### Task to carry out:
Answer with a single number: the count of lines that include the string "gravy".

### Supplied records:
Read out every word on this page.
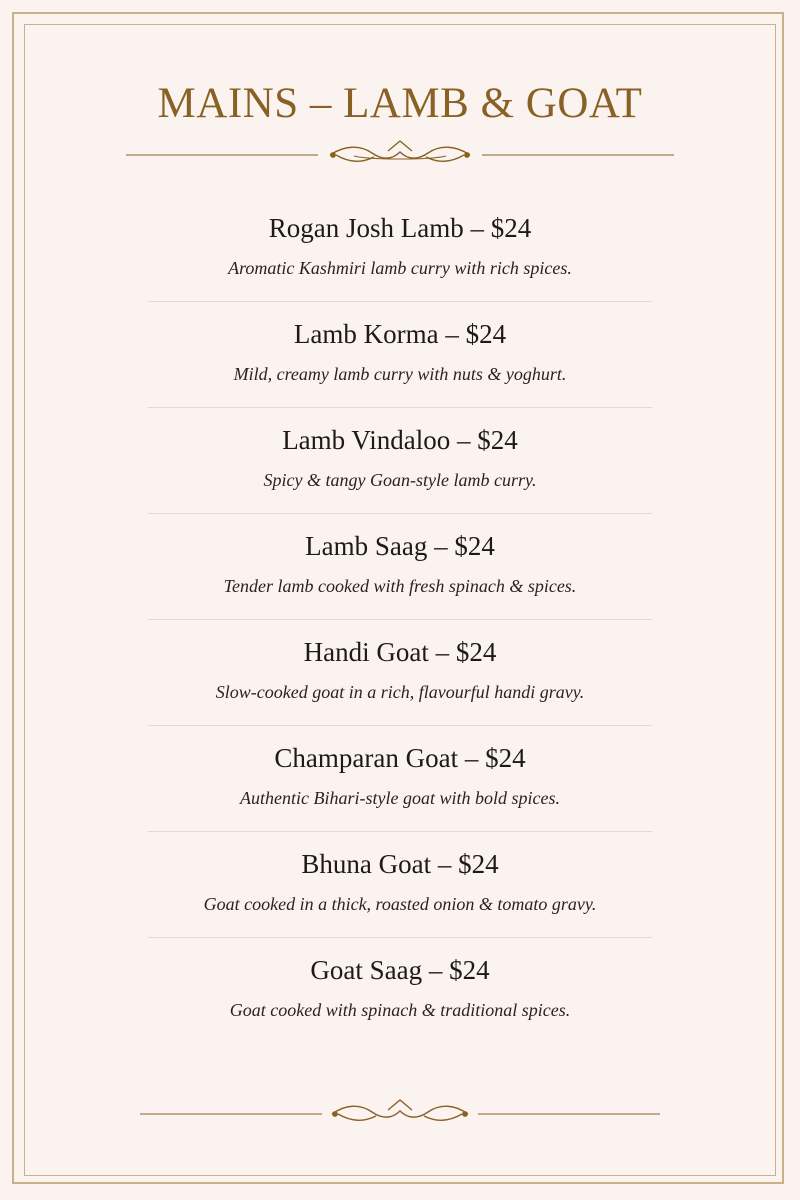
MAINS – LAMB & GOAT
Rogan Josh Lamb – $24
Aromatic Kashmiri lamb curry with rich spices.
Lamb Korma – $24
Mild, creamy lamb curry with nuts & yoghurt.
Lamb Vindaloo – $24
Spicy & tangy Goan-style lamb curry.
Lamb Saag – $24
Tender lamb cooked with fresh spinach & spices.
Handi Goat – $24
Slow-cooked goat in a rich, flavourful handi gravy.
Champaran Goat – $24
Authentic Bihari-style goat with bold spices.
Bhuna Goat – $24
Goat cooked in a thick, roasted onion & tomato gravy.
Goat Saag – $24
Goat cooked with spinach & traditional spices.
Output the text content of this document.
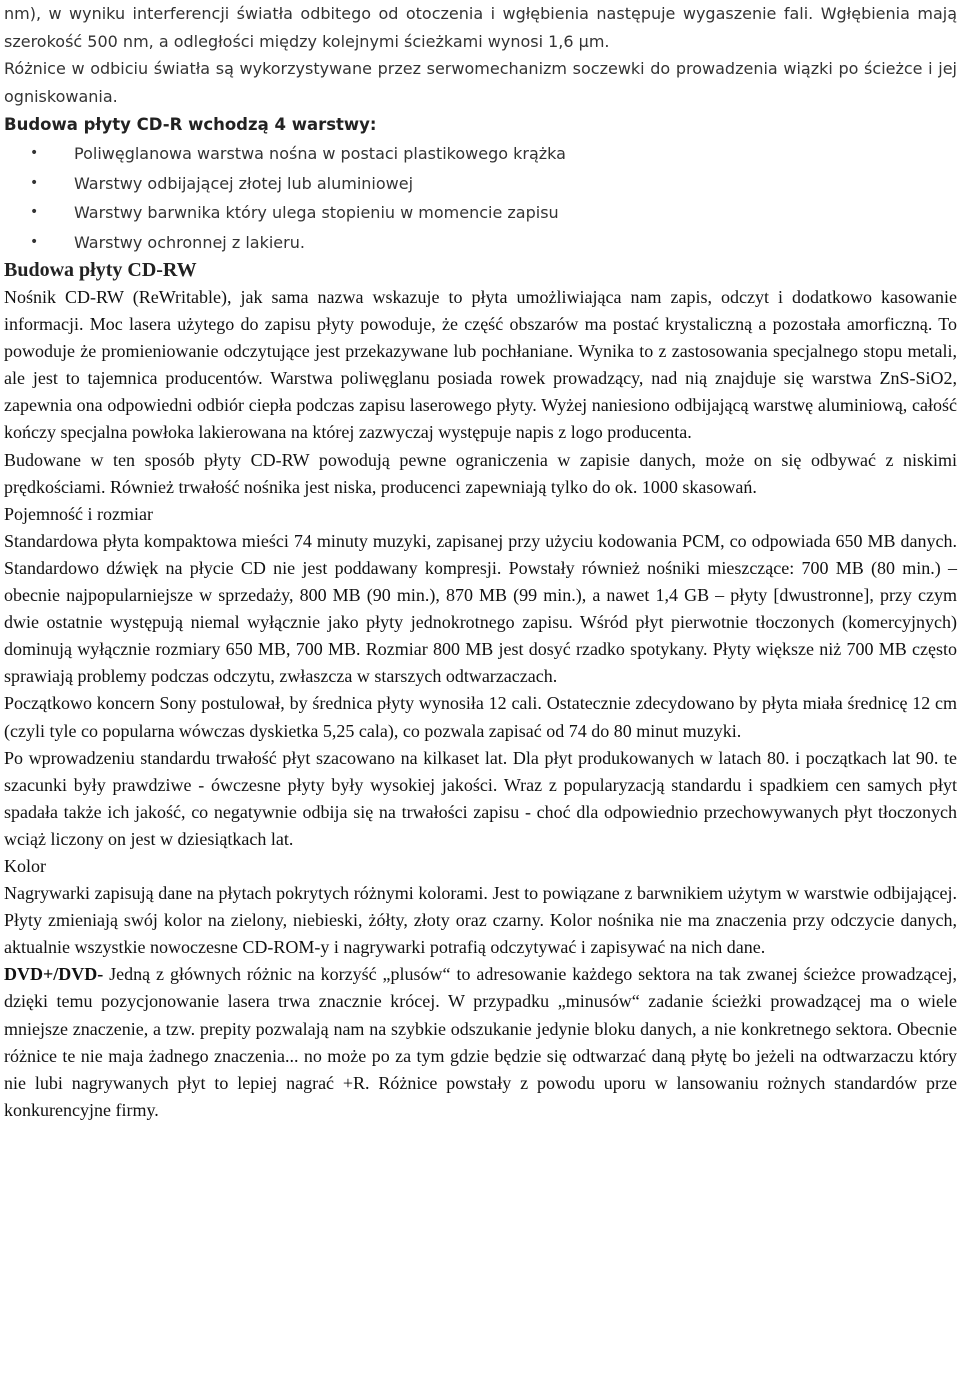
nm), w wyniku interferencji światła odbitego od otoczenia i wgłębienia następuje wygaszenie fali. Wgłębienia mają szerokość 500 nm, a odległości między kolejnymi ścieżkami wynosi 1,6 µm.

Różnice w odbiciu światła są wykorzystywane przez serwomechanizm soczewki do prowadzenia wiązki po ścieżce i jej ogniskowania.

Budowa płyty CD-R wchodzą 4 warstwy:

• Poliwęglanowa warstwa nośna w postaci plastikowego krążka
• Warstwy odbijającej złotej lub aluminiowej
• Warstwy barwnika który ulega stopieniu w momencie zapisu
• Warstwy ochronnej z lakieru.

Budowa płyty CD-RW

Nośnik CD-RW (ReWritable), jak sama nazwa wskazuje to płyta umożliwiająca nam zapis, odczyt i dodatkowo kasowanie informacji. Moc lasera użytego do zapisu płyty powoduje, że część obszarów ma postać krystaliczną a pozostała amorficzną. To powoduje że promieniowanie odczytujące jest przekazywane lub pochłaniane. Wynika to z zastosowania specjalnego stopu metali, ale jest to tajemnica producentów. Warstwa poliwęglanu posiada rowek prowadzący, nad nią znajduje się warstwa ZnS-SiO2, zapewnia ona odpowiedni odbiór ciepła podczas zapisu laserowego płyty. Wyżej naniesiono odbijającą warstwę aluminiową, całość kończy specjalna powłoka lakierowana na której zazwyczaj występuje napis z logo producenta.

Budowane w ten sposób płyty CD-RW powodują pewne ograniczenia w zapisie danych, może on się odbywać z niskimi prędkościami. Również trwałość nośnika jest niska, producenci zapewniają tylko do ok. 1000 skasowań.

Pojemność i rozmiar

Standardowa płyta kompaktowa mieści 74 minuty muzyki, zapisanej przy użyciu kodowania PCM, co odpowiada 650 MB danych. Standardowo dźwięk na płycie CD nie jest poddawany kompresji. Powstały również nośniki mieszczące: 700 MB (80 min.) – obecnie najpopularniejsze w sprzedaży, 800 MB (90 min.), 870 MB (99 min.), a nawet 1,4 GB – płyty [dwustronne], przy czym dwie ostatnie występują niemal wyłącznie jako płyty jednokrotnego zapisu. Wśród płyt pierwotnie tłoczonych (komercyjnych) dominują wyłącznie rozmiary 650 MB, 700 MB. Rozmiar 800 MB jest dosyć rzadko spotykany. Płyty większe niż 700 MB często sprawiają problemy podczas odczytu, zwłaszcza w starszych odtwarzaczach.

Początkowo koncern Sony postulował, by średnica płyty wynosiła 12 cali. Ostatecznie zdecydowano by płyta miała średnicę 12 cm (czyli tyle co popularna wówczas dyskietka 5,25 cala), co pozwala zapisać od 74 do 80 minut muzyki.

Po wprowadzeniu standardu trwałość płyt szacowano na kilkaset lat. Dla płyt produkowanych w latach 80. i początkach lat 90. te szacunki były prawdziwe - ówczesne płyty były wysokiej jakości. Wraz z popularyzacją standardu i spadkiem cen samych płyt spadała także ich jakość, co negatywnie odbija się na trwałości zapisu - choć dla odpowiednio przechowywanych płyt tłoczonych wciąż liczony on jest w dziesiątkach lat.

Kolor

Nagrywarki zapisują dane na płytach pokrytych różnymi kolorami. Jest to powiązane z barwnikiem użytym w warstwie odbijającej. Płyty zmieniają swój kolor na zielony, niebieski, żółty, złoty oraz czarny. Kolor nośnika nie ma znaczenia przy odczycie danych, aktualnie wszystkie nowoczesne CD-ROM-y i nagrywarki potrafią odczytywać i zapisywać na nich dane.

DVD+/DVD- Jedną z głównych różnic na korzyść „plusów“ to adresowanie każdego sektora na tak zwanej ścieżce prowadzącej, dzięki temu pozycjonowanie lasera trwa znacznie krócej. W przypadku „minusów“ zadanie ścieżki prowadzącej ma o wiele mniejsze znaczenie, a tzw. prepity pozwalają nam na szybkie odszukanie jedynie bloku danych, a nie konkretnego sektora. Obecnie różnice te nie maja żadnego znaczenia... no może po za tym gdzie będzie się odtwarzać daną płytę bo jeżeli na odtwarzaczu który nie lubi nagrywanych płyt to lepiej nagrać +R. Różnice powstały z powodu uporu w lansowaniu rożnych standardów prze konkurencyjne firmy.
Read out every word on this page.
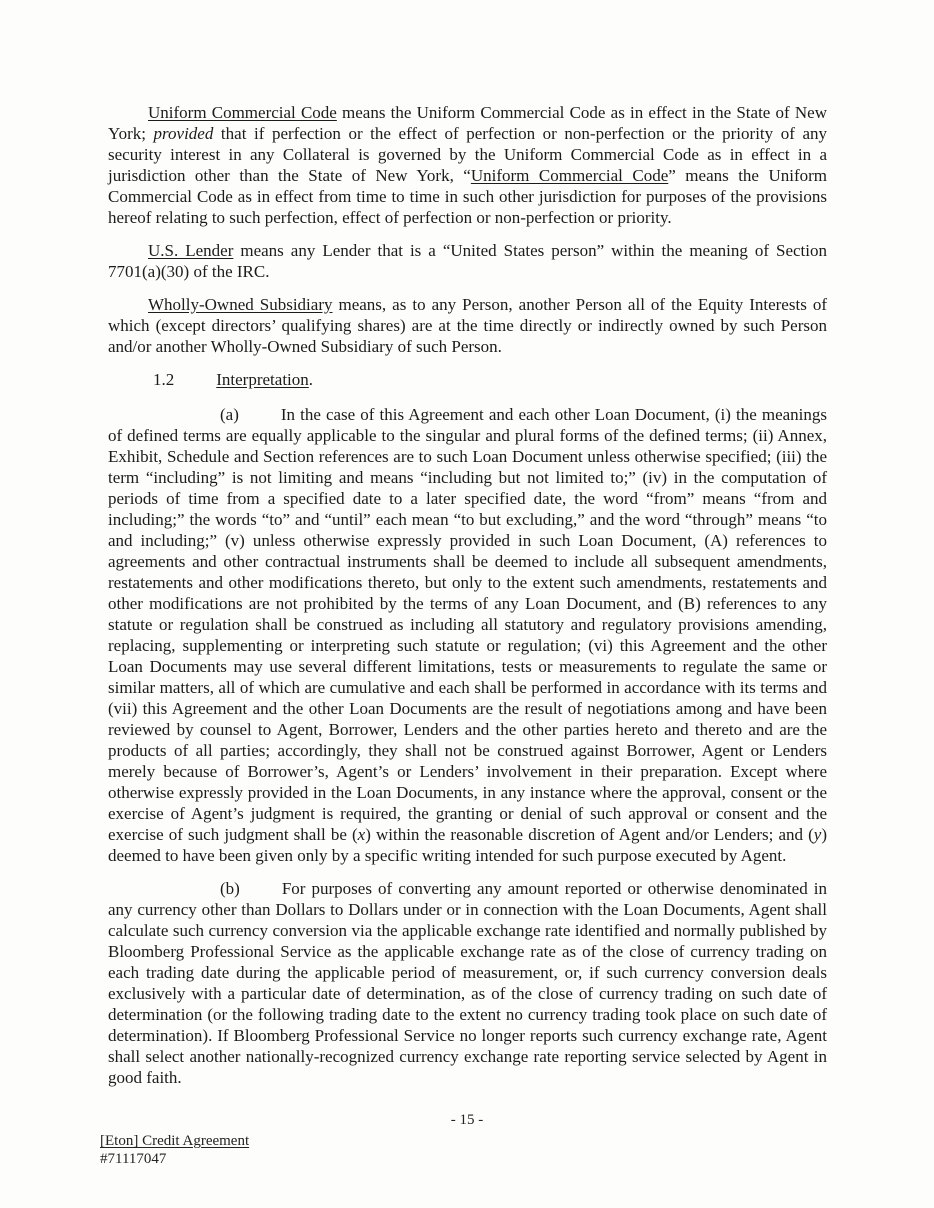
Uniform Commercial Code means the Uniform Commercial Code as in effect in the State of New York; provided that if perfection or the effect of perfection or non-perfection or the priority of any security interest in any Collateral is governed by the Uniform Commercial Code as in effect in a jurisdiction other than the State of New York, “Uniform Commercial Code” means the Uniform Commercial Code as in effect from time to time in such other jurisdiction for purposes of the provisions hereof relating to such perfection, effect of perfection or non-perfection or priority.

U.S. Lender means any Lender that is a “United States person” within the meaning of Section 7701(a)(30) of the IRC.

Wholly-Owned Subsidiary means, as to any Person, another Person all of the Equity Interests of which (except directors’ qualifying shares) are at the time directly or indirectly owned by such Person and/or another Wholly-Owned Subsidiary of such Person.

1.2 Interpretation.

(a) In the case of this Agreement and each other Loan Document, (i) the meanings of defined terms are equally applicable to the singular and plural forms of the defined terms; (ii) Annex, Exhibit, Schedule and Section references are to such Loan Document unless otherwise specified; (iii) the term “including” is not limiting and means “including but not limited to;” (iv) in the computation of periods of time from a specified date to a later specified date, the word “from” means “from and including;” the words “to” and “until” each mean “to but excluding,” and the word “through” means “to and including;” (v) unless otherwise expressly provided in such Loan Document, (A) references to agreements and other contractual instruments shall be deemed to include all subsequent amendments, restatements and other modifications thereto, but only to the extent such amendments, restatements and other modifications are not prohibited by the terms of any Loan Document, and (B) references to any statute or regulation shall be construed as including all statutory and regulatory provisions amending, replacing, supplementing or interpreting such statute or regulation; (vi) this Agreement and the other Loan Documents may use several different limitations, tests or measurements to regulate the same or similar matters, all of which are cumulative and each shall be performed in accordance with its terms and (vii) this Agreement and the other Loan Documents are the result of negotiations among and have been reviewed by counsel to Agent, Borrower, Lenders and the other parties hereto and thereto and are the products of all parties; accordingly, they shall not be construed against Borrower, Agent or Lenders merely because of Borrower’s, Agent’s or Lenders’ involvement in their preparation. Except where otherwise expressly provided in the Loan Documents, in any instance where the approval, consent or the exercise of Agent’s judgment is required, the granting or denial of such approval or consent and the exercise of such judgment shall be (x) within the reasonable discretion of Agent and/or Lenders; and (y) deemed to have been given only by a specific writing intended for such purpose executed by Agent.

(b) For purposes of converting any amount reported or otherwise denominated in any currency other than Dollars to Dollars under or in connection with the Loan Documents, Agent shall calculate such currency conversion via the applicable exchange rate identified and normally published by Bloomberg Professional Service as the applicable exchange rate as of the close of currency trading on each trading date during the applicable period of measurement, or, if such currency conversion deals exclusively with a particular date of determination, as of the close of currency trading on such date of determination (or the following trading date to the extent no currency trading took place on such date of determination). If Bloomberg Professional Service no longer reports such currency exchange rate, Agent shall select another nationally-recognized currency exchange rate reporting service selected by Agent in good faith.

- 15 -
[Eton] Credit Agreement
#71117047
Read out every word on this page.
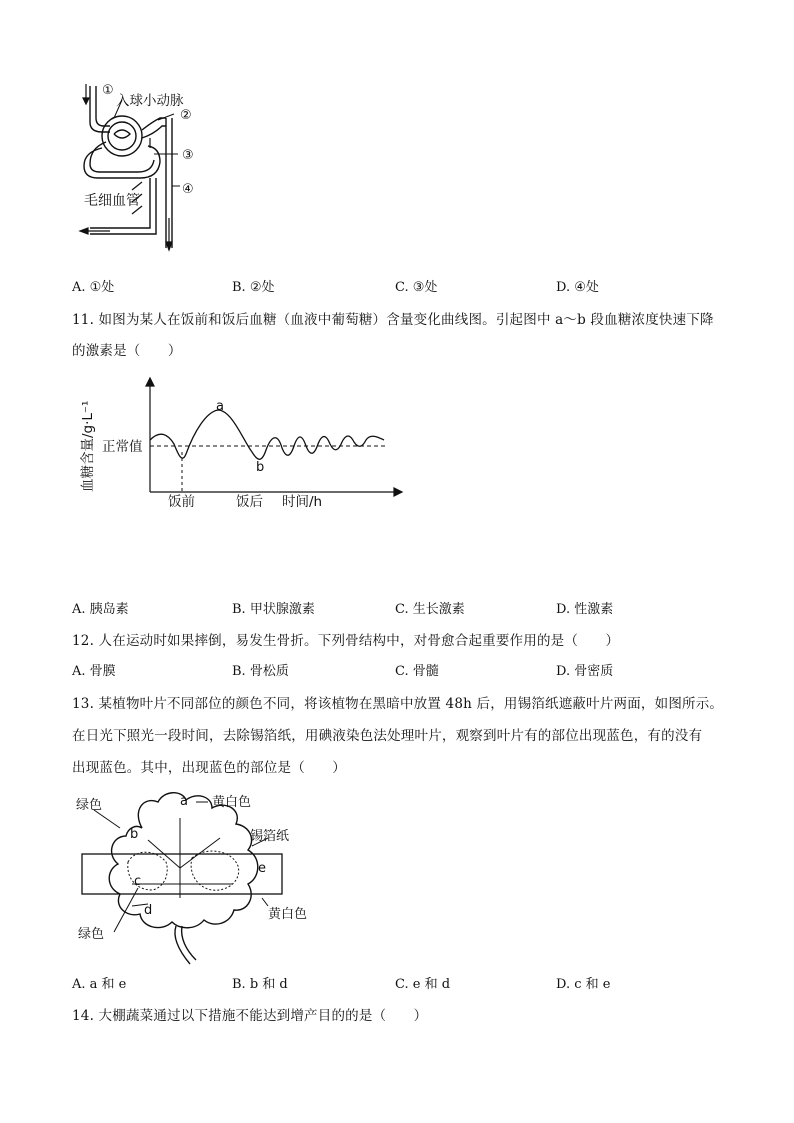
①
入球小动脉
②
③
④
毛细血管
A. ①处	B. ②处	C. ③处	D. ④处
11. 如图为某人在饭前和饭后血糖（血液中葡萄糖）含量变化曲线图。引起图中 a～b 段血糖浓度快速下降
的激素是（　　）
a
b
正常值
饭前	饭后 时间/h
血糖含量/g·L⁻¹
A. 胰岛素	B. 甲状腺激素	C. 生长激素	D. 性激素
12. 人在运动时如果摔倒，易发生骨折。下列骨结构中，对骨愈合起重要作用的是（　　）
A. 骨膜	B. 骨松质	C. 骨髓	D. 骨密质
13. 某植物叶片不同部位的颜色不同，将该植物在黑暗中放置 48h 后，用锡箔纸遮蔽叶片两面，如图所示。
在日光下照光一段时间，去除锡箔纸，用碘液染色法处理叶片，观察到叶片有的部位出现蓝色，有的没有
出现蓝色。其中，出现蓝色的部位是（　　）
绿色	a 黄白色
锡箔纸
b
c
d
e
黄白色
绿色
A. a 和 e	B. b 和 d	C. e 和 d	D. c 和 e
14. 大棚蔬菜通过以下措施不能达到增产目的的是（　　）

### Task answer:
2